_Problem_: Sift the material for lines containing "объектов", and return them.

[Dataset items]
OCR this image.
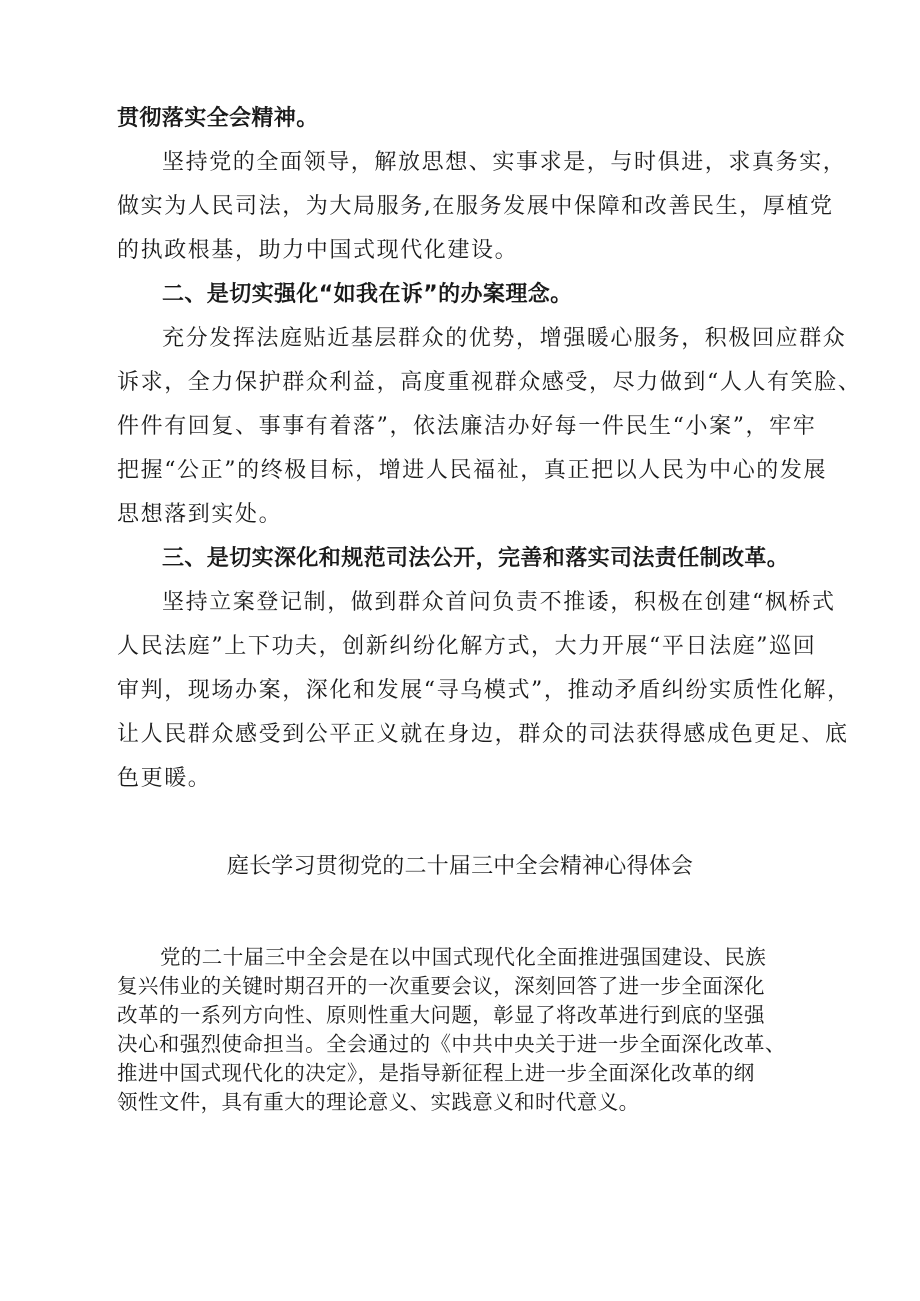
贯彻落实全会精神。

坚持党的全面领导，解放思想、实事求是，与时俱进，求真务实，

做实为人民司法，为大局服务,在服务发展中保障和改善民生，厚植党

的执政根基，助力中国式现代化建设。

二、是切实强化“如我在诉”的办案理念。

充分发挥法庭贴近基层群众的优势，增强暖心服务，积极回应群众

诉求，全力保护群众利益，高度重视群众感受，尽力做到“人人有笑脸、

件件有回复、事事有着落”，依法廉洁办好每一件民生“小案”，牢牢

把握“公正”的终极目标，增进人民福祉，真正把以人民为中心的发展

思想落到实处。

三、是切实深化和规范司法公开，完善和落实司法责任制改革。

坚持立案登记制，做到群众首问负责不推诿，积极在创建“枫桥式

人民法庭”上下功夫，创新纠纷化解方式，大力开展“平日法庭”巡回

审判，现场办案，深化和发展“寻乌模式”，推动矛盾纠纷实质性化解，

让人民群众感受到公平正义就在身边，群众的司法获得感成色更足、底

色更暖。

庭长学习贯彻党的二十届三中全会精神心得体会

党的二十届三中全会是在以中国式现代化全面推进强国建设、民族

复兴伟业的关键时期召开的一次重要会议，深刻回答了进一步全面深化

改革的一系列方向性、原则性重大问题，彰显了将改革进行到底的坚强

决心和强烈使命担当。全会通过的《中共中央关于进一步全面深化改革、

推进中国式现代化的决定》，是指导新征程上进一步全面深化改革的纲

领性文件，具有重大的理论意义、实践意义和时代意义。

--

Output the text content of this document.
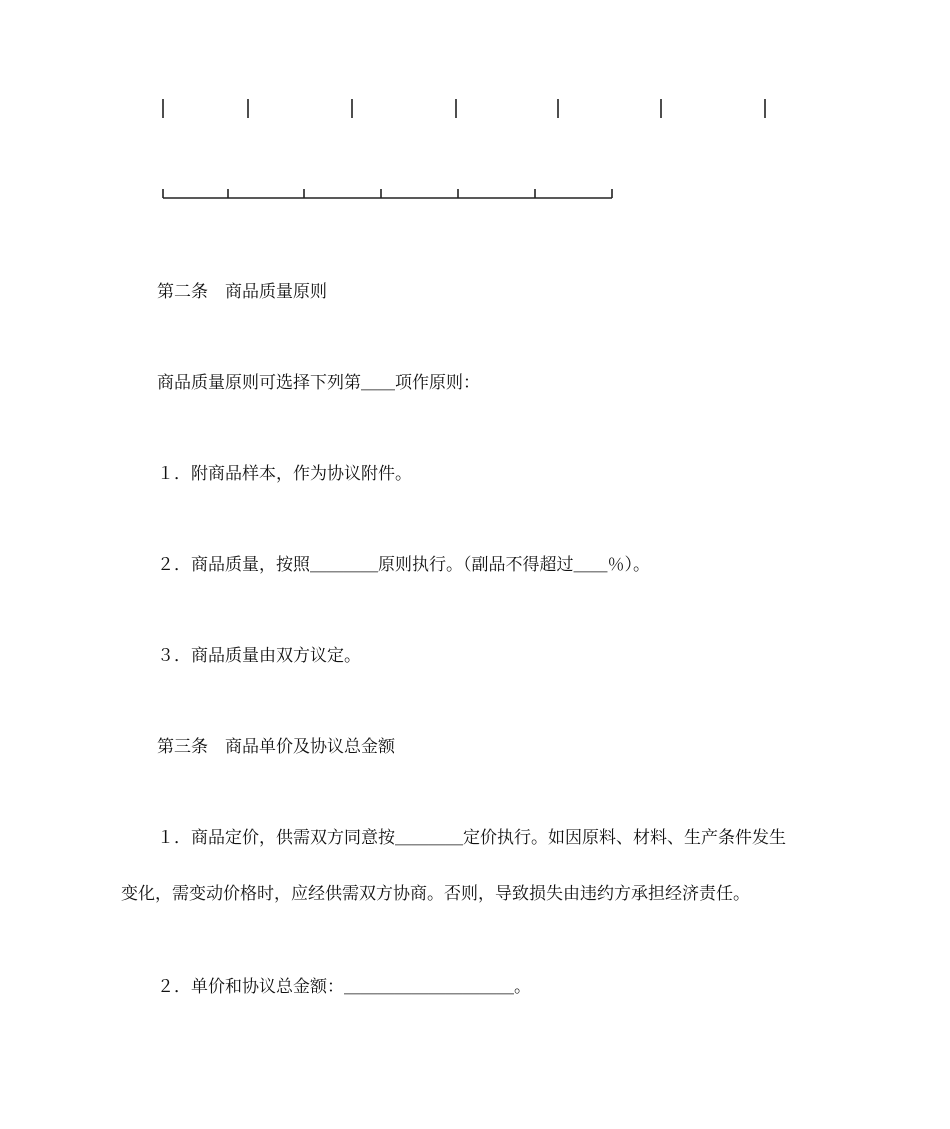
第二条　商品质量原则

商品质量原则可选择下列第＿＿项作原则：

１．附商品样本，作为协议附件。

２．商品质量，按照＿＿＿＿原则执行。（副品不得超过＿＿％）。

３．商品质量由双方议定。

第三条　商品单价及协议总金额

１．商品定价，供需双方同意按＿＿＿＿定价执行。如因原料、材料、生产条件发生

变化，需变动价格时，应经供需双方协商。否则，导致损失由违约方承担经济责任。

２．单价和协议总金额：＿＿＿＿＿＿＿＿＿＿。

==

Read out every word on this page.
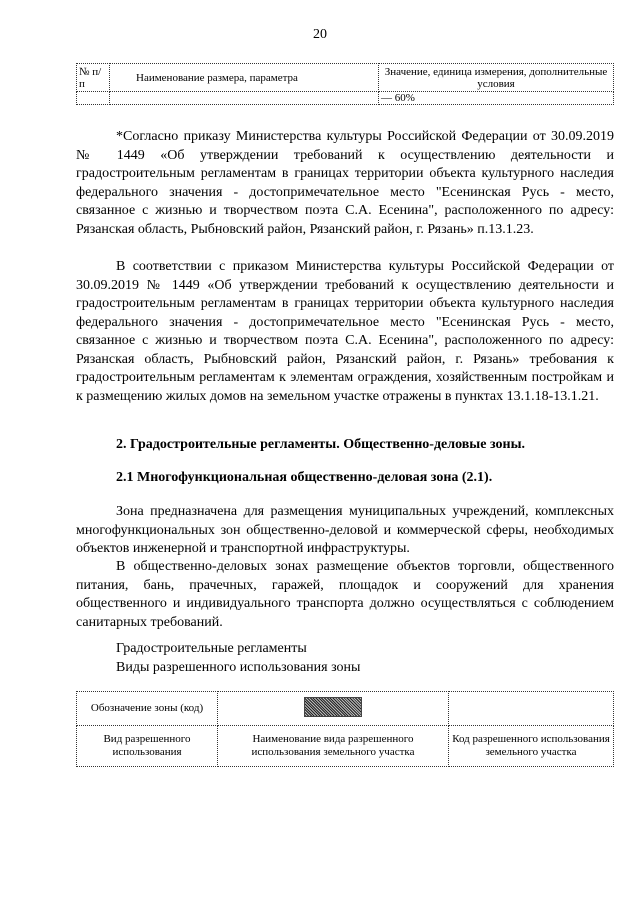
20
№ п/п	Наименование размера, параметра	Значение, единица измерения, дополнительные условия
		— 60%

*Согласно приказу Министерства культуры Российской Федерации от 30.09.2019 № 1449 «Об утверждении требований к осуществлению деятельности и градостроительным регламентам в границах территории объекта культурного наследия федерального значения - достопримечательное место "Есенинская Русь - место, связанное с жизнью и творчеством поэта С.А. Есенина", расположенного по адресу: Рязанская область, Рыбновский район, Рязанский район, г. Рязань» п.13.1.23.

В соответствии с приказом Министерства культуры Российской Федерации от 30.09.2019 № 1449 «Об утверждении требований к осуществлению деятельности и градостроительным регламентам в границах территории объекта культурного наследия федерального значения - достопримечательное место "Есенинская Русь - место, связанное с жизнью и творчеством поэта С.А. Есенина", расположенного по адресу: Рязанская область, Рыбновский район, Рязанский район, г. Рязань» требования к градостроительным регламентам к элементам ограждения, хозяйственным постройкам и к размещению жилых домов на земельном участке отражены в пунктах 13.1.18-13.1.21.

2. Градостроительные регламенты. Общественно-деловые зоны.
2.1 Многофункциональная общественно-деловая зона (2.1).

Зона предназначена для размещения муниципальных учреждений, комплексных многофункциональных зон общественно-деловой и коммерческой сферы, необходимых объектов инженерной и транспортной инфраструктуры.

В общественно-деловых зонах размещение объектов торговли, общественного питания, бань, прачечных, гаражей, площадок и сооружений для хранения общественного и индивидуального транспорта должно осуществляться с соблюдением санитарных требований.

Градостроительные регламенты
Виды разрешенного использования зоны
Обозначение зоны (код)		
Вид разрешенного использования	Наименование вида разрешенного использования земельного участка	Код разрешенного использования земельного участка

_Task result_:
Зона предназначена для размещения муниципальных учреждений, комплексных многофункциональных зон общественно-деловой и коммерческой сферы, необходимых объектов инженерной и транспортной инфраструктуры.
В общественно-деловых зонах размещение объектов торговли, общественного питания, бань, прачечных, гаражей, площадок и сооружений для хранения общественного и индивидуального транспорта должно осуществляться с соблюдением санитарных требований.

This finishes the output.